● Problem to work on:
From the entries that follow, list every line in which the string "ebay" appears.

■ ■ ■ ■ ■

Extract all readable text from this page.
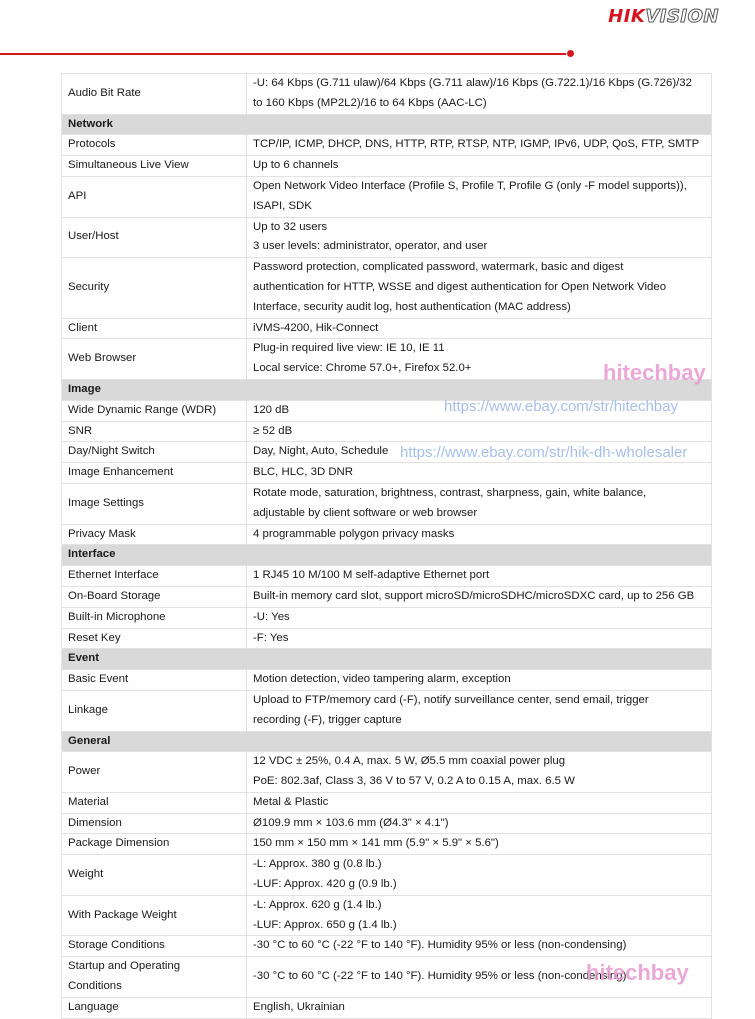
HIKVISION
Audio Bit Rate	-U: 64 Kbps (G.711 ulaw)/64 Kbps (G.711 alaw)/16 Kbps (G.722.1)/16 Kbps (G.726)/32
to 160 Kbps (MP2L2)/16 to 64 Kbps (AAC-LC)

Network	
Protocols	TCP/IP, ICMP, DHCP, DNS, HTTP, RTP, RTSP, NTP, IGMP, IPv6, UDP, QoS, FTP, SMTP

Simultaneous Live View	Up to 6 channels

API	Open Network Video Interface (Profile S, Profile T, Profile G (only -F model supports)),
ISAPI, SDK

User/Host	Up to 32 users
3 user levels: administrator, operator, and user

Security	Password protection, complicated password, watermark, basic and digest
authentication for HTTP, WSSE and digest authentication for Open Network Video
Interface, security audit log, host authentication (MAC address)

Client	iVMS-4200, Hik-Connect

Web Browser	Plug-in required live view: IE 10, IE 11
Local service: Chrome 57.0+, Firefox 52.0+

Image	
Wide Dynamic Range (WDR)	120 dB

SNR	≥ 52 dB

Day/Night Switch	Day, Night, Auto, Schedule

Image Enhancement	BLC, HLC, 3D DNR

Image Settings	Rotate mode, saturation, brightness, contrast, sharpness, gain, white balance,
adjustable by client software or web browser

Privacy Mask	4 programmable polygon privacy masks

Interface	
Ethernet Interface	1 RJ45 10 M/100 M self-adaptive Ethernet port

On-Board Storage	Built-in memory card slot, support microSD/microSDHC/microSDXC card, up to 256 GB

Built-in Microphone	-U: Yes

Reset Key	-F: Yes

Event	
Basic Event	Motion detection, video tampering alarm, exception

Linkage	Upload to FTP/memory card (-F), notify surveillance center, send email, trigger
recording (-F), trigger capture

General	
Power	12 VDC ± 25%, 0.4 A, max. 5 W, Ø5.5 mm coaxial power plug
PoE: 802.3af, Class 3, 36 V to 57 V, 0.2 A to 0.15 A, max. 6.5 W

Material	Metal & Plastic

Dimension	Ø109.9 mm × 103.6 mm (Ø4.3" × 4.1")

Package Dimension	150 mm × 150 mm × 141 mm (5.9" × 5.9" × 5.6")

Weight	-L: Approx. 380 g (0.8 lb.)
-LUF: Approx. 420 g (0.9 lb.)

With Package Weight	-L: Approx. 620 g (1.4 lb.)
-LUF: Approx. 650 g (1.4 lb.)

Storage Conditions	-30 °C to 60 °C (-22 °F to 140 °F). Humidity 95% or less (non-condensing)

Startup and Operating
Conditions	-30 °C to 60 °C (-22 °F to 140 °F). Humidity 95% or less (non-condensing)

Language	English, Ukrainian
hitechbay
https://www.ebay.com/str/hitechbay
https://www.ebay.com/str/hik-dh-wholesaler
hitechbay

■ ■ ■ ■ ■

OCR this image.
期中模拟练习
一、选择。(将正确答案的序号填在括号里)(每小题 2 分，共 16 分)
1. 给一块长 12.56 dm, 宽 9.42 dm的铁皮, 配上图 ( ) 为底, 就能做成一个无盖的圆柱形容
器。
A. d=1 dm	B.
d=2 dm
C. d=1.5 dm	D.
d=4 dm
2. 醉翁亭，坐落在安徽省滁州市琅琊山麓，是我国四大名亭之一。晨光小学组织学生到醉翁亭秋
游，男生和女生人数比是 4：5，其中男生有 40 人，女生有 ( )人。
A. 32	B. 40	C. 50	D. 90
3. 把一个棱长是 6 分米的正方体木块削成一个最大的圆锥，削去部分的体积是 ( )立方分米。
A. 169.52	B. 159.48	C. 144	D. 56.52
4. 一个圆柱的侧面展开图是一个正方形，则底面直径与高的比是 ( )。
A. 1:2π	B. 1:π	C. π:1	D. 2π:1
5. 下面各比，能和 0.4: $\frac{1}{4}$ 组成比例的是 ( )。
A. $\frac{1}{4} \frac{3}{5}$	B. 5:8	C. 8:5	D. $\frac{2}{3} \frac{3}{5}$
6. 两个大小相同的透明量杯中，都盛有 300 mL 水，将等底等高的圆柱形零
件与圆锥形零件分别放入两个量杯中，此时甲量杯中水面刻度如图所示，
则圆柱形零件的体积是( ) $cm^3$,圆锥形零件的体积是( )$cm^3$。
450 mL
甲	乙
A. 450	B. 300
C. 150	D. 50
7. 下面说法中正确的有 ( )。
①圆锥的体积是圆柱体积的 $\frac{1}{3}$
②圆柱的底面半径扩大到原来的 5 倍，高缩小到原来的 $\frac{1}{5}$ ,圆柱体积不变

■ ■ ■ ■ ■

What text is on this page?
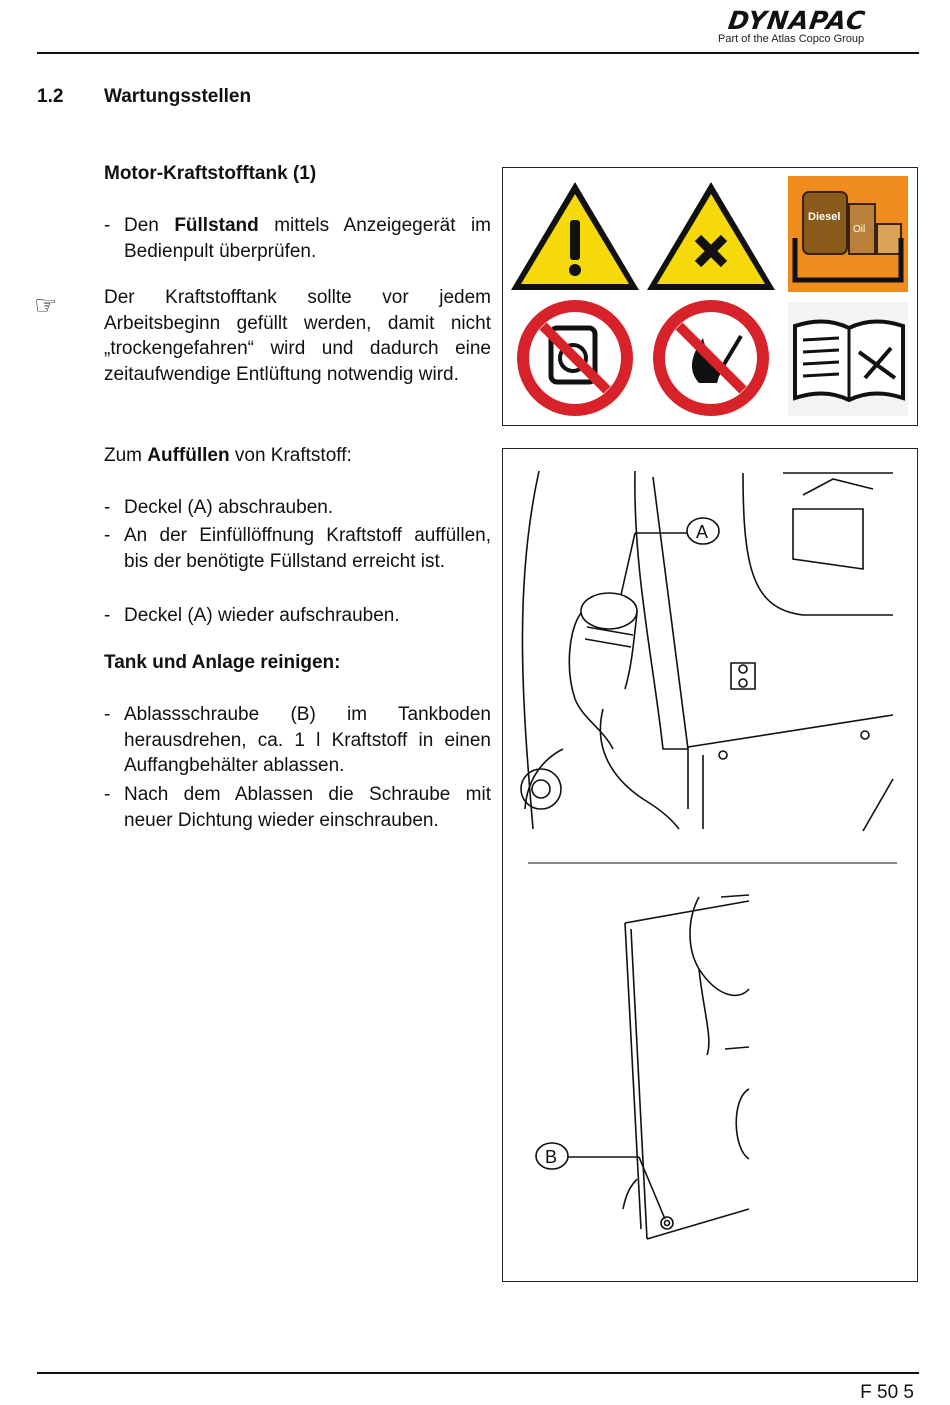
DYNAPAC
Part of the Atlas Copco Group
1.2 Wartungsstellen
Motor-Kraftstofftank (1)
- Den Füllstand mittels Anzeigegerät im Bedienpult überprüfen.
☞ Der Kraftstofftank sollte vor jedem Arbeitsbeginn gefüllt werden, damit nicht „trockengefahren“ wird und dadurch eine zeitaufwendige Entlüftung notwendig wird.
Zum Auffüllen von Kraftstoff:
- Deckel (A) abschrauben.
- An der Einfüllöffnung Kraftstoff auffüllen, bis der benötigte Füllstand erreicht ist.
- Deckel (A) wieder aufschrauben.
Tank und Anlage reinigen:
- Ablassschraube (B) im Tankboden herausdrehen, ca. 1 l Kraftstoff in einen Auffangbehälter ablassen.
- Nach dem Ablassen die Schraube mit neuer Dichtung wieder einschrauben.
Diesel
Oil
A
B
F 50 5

■ ■ ■ ■ ■

● Problem solution:
https://www.ebay.com/str/hitechbay
https://www.ebay.com/str/hik-dh-wholesaler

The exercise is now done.